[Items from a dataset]
━━━━━━

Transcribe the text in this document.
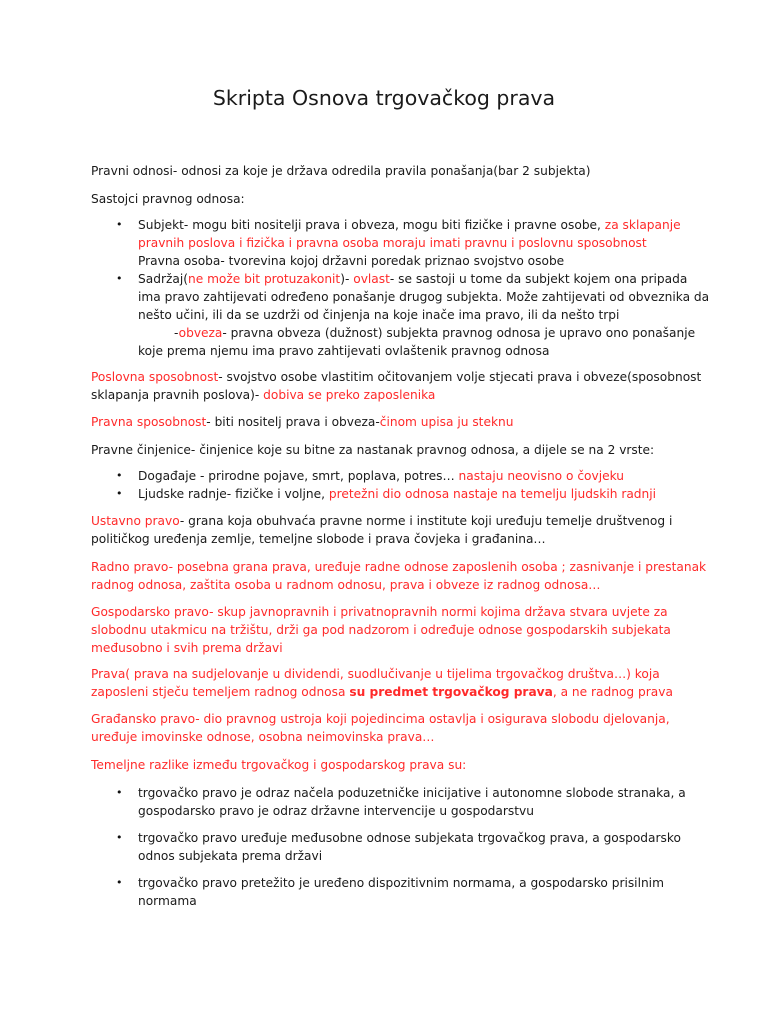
Skripta Osnova trgovačkog prava

Pravni odnosi- odnosi za koje je država odredila pravila ponašanja(bar 2 subjekta)

Sastojci pravnog odnosa:

• Subjekt- mogu biti nositelji prava i obveza, mogu biti fizičke i pravne osobe, za sklapanje

pravnih poslova i fizička i pravna osoba moraju imati pravnu i poslovnu sposobnost

Pravna osoba- tvorevina kojoj državni poredak priznao svojstvo osobe

• Sadržaj(ne može bit protuzakonit)- ovlast- se sastoji u tome da subjekt kojem ona pripada

ima pravo zahtijevati određeno ponašanje drugog subjekta. Može zahtijevati od obveznika da

nešto učini, ili da se uzdrži od činjenja na koje inače ima pravo, ili da nešto trpi

-obveza- pravna obveza (dužnost) subjekta pravnog odnosa je upravo ono ponašanje

koje prema njemu ima pravo zahtijevati ovlaštenik pravnog odnosa

Poslovna sposobnost- svojstvo osobe vlastitim očitovanjem volje stjecati prava i obveze(sposobnost

sklapanja pravnih poslova)- dobiva se preko zaposlenika

Pravna sposobnost- biti nositelj prava i obveza-činom upisa ju steknu

Pravne činjenice- činjenice koje su bitne za nastanak pravnog odnosa, a dijele se na 2 vrste:

• Događaje - prirodne pojave, smrt, poplava, potres… nastaju neovisno o čovjeku

• Ljudske radnje- fizičke i voljne, pretežni dio odnosa nastaje na temelju ljudskih radnji

Ustavno pravo- grana koja obuhvaća pravne norme i institute koji uređuju temelje društvenog i

političkog uređenja zemlje, temeljne slobode i prava čovjeka i građanina…

Radno pravo- posebna grana prava, uređuje radne odnose zaposlenih osoba ; zasnivanje i prestanak

radnog odnosa, zaštita osoba u radnom odnosu, prava i obveze iz radnog odnosa…

Gospodarsko pravo- skup javnopravnih i privatnopravnih normi kojima država stvara uvjete za

slobodnu utakmicu na tržištu, drži ga pod nadzorom i određuje odnose gospodarskih subjekata

međusobno i svih prema državi

Prava( prava na sudjelovanje u dividendi, suodlučivanje u tijelima trgovačkog društva…) koja

zaposleni stječu temeljem radnog odnosa su predmet trgovačkog prava, a ne radnog prava

Građansko pravo- dio pravnog ustroja koji pojedincima ostavlja i osigurava slobodu djelovanja,

uređuje imovinske odnose, osobna neimovinska prava…

Temeljne razlike između trgovačkog i gospodarskog prava su:

• trgovačko pravo je odraz načela poduzetničke inicijative i autonomne slobode stranaka, a

gospodarsko pravo je odraz državne intervencije u gospodarstvu

• trgovačko pravo uređuje međusobne odnose subjekata trgovačkog prava, a gospodarsko

odnos subjekata prema državi

• trgovačko pravo pretežito je uređeno dispozitivnim normama, a gospodarsko prisilnim

normama
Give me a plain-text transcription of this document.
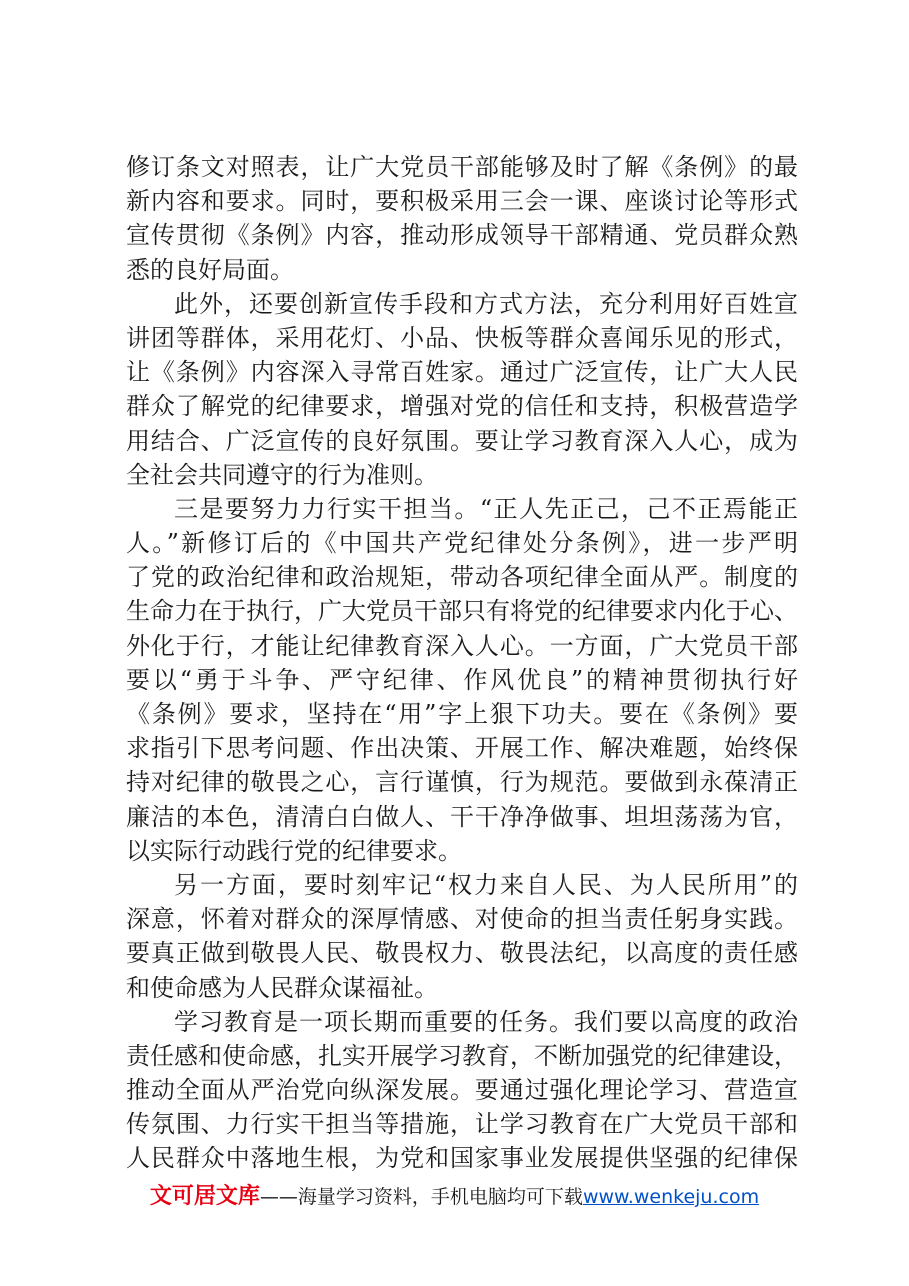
修订条文对照表，让广大党员干部能够及时了解《条例》的最
新内容和要求。同时，要积极采用三会一课、座谈讨论等形式
宣传贯彻《条例》内容，推动形成领导干部精通、党员群众熟
悉的良好局面。
此外，还要创新宣传手段和方式方法，充分利用好百姓宣
讲团等群体，采用花灯、小品、快板等群众喜闻乐见的形式，
让《条例》内容深入寻常百姓家。通过广泛宣传，让广大人民
群众了解党的纪律要求，增强对党的信任和支持，积极营造学
用结合、广泛宣传的良好氛围。要让学习教育深入人心，成为
全社会共同遵守的行为准则。
三是要努力力行实干担当。“正人先正己，己不正焉能正
人。”新修订后的《中国共产党纪律处分条例》，进一步严明
了党的政治纪律和政治规矩，带动各项纪律全面从严。制度的
生命力在于执行，广大党员干部只有将党的纪律要求内化于心、
外化于行，才能让纪律教育深入人心。一方面，广大党员干部
要以“勇于斗争、严守纪律、作风优良”的精神贯彻执行好
《条例》要求，坚持在“用”字上狠下功夫。要在《条例》要
求指引下思考问题、作出决策、开展工作、解决难题，始终保
持对纪律的敬畏之心，言行谨慎，行为规范。要做到永葆清正
廉洁的本色，清清白白做人、干干净净做事、坦坦荡荡为官，
以实际行动践行党的纪律要求。
另一方面，要时刻牢记“权力来自人民、为人民所用”的
深意，怀着对群众的深厚情感、对使命的担当责任躬身实践。
要真正做到敬畏人民、敬畏权力、敬畏法纪，以高度的责任感
和使命感为人民群众谋福祉。
学习教育是一项长期而重要的任务。我们要以高度的政治
责任感和使命感，扎实开展学习教育，不断加强党的纪律建设，
推动全面从严治党向纵深发展。要通过强化理论学习、营造宣
传氛围、力行实干担当等措施，让学习教育在广大党员干部和
人民群众中落地生根，为党和国家事业发展提供坚强的纪律保
文可居文库——海量学习资料，手机电脑均可下载www.wenkeju.com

━━━━━━

GOAL OF THE EXERCISE: Write the records out again in full, exactly, and skip every picture.

COMPLETE OUTPUT:
Transcribe the text in this document.
Skripta Osnova trgovačkog prava

Pravni odnosi- odnosi za koje je država odredila pravila ponašanja(bar 2 subjekta)

Sastojci pravnog odnosa:

• Subjekt- mogu biti nositelji prava i obveza, mogu biti fizičke i pravne osobe, za sklapanje

pravnih poslova i fizička i pravna osoba moraju imati pravnu i poslovnu sposobnost

Pravna osoba- tvorevina kojoj državni poredak priznao svojstvo osobe

• Sadržaj(ne može bit protuzakonit)- ovlast- se sastoji u tome da subjekt kojem ona pripada

ima pravo zahtijevati određeno ponašanje drugog subjekta. Može zahtijevati od obveznika da

nešto učini, ili da se uzdrži od činjenja na koje inače ima pravo, ili da nešto trpi

-obveza- pravna obveza (dužnost) subjekta pravnog odnosa je upravo ono ponašanje

koje prema njemu ima pravo zahtijevati ovlaštenik pravnog odnosa

Poslovna sposobnost- svojstvo osobe vlastitim očitovanjem volje stjecati prava i obveze(sposobnost

sklapanja pravnih poslova)- dobiva se preko zaposlenika

Pravna sposobnost- biti nositelj prava i obveza-činom upisa ju steknu

Pravne činjenice- činjenice koje su bitne za nastanak pravnog odnosa, a dijele se na 2 vrste:

• Događaje - prirodne pojave, smrt, poplava, potres… nastaju neovisno o čovjeku

• Ljudske radnje- fizičke i voljne, pretežni dio odnosa nastaje na temelju ljudskih radnji

Ustavno pravo- grana koja obuhvaća pravne norme i institute koji uređuju temelje društvenog i

političkog uređenja zemlje, temeljne slobode i prava čovjeka i građanina…

Radno pravo- posebna grana prava, uređuje radne odnose zaposlenih osoba ; zasnivanje i prestanak

radnog odnosa, zaštita osoba u radnom odnosu, prava i obveze iz radnog odnosa…

Gospodarsko pravo- skup javnopravnih i privatnopravnih normi kojima država stvara uvjete za

slobodnu utakmicu na tržištu, drži ga pod nadzorom i određuje odnose gospodarskih subjekata

međusobno i svih prema državi

Prava( prava na sudjelovanje u dividendi, suodlučivanje u tijelima trgovačkog društva…) koja

zaposleni stječu temeljem radnog odnosa su predmet trgovačkog prava, a ne radnog prava

Građansko pravo- dio pravnog ustroja koji pojedincima ostavlja i osigurava slobodu djelovanja,

uređuje imovinske odnose, osobna neimovinska prava…

Temeljne razlike između trgovačkog i gospodarskog prava su:

• trgovačko pravo je odraz načela poduzetničke inicijative i autonomne slobode stranaka, a

gospodarsko pravo je odraz državne intervencije u gospodarstvu

• trgovačko pravo uređuje međusobne odnose subjekata trgovačkog prava, a gospodarsko

odnos subjekata prema državi

• trgovačko pravo pretežito je uređeno dispozitivnim normama, a gospodarsko prisilnim

normama
Give me a plain-text transcription of this document.
修订条文对照表，让广大党员干部能够及时了解《条例》的最
新内容和要求。同时，要积极采用三会一课、座谈讨论等形式
宣传贯彻《条例》内容，推动形成领导干部精通、党员群众熟
悉的良好局面。
此外，还要创新宣传手段和方式方法，充分利用好百姓宣
讲团等群体，采用花灯、小品、快板等群众喜闻乐见的形式，
让《条例》内容深入寻常百姓家。通过广泛宣传，让广大人民
群众了解党的纪律要求，增强对党的信任和支持，积极营造学
用结合、广泛宣传的良好氛围。要让学习教育深入人心，成为
全社会共同遵守的行为准则。
三是要努力力行实干担当。“正人先正己，己不正焉能正
人。”新修订后的《中国共产党纪律处分条例》，进一步严明
了党的政治纪律和政治规矩，带动各项纪律全面从严。制度的
生命力在于执行，广大党员干部只有将党的纪律要求内化于心、
外化于行，才能让纪律教育深入人心。一方面，广大党员干部
要以“勇于斗争、严守纪律、作风优良”的精神贯彻执行好
《条例》要求，坚持在“用”字上狠下功夫。要在《条例》要
求指引下思考问题、作出决策、开展工作、解决难题，始终保
持对纪律的敬畏之心，言行谨慎，行为规范。要做到永葆清正
廉洁的本色，清清白白做人、干干净净做事、坦坦荡荡为官，
以实际行动践行党的纪律要求。
另一方面，要时刻牢记“权力来自人民、为人民所用”的
深意，怀着对群众的深厚情感、对使命的担当责任躬身实践。
要真正做到敬畏人民、敬畏权力、敬畏法纪，以高度的责任感
和使命感为人民群众谋福祉。
学习教育是一项长期而重要的任务。我们要以高度的政治
责任感和使命感，扎实开展学习教育，不断加强党的纪律建设，
推动全面从严治党向纵深发展。要通过强化理论学习、营造宣
传氛围、力行实干担当等措施，让学习教育在广大党员干部和
人民群众中落地生根，为党和国家事业发展提供坚强的纪律保
文可居文库——海量学习资料，手机电脑均可下载www.wenkeju.com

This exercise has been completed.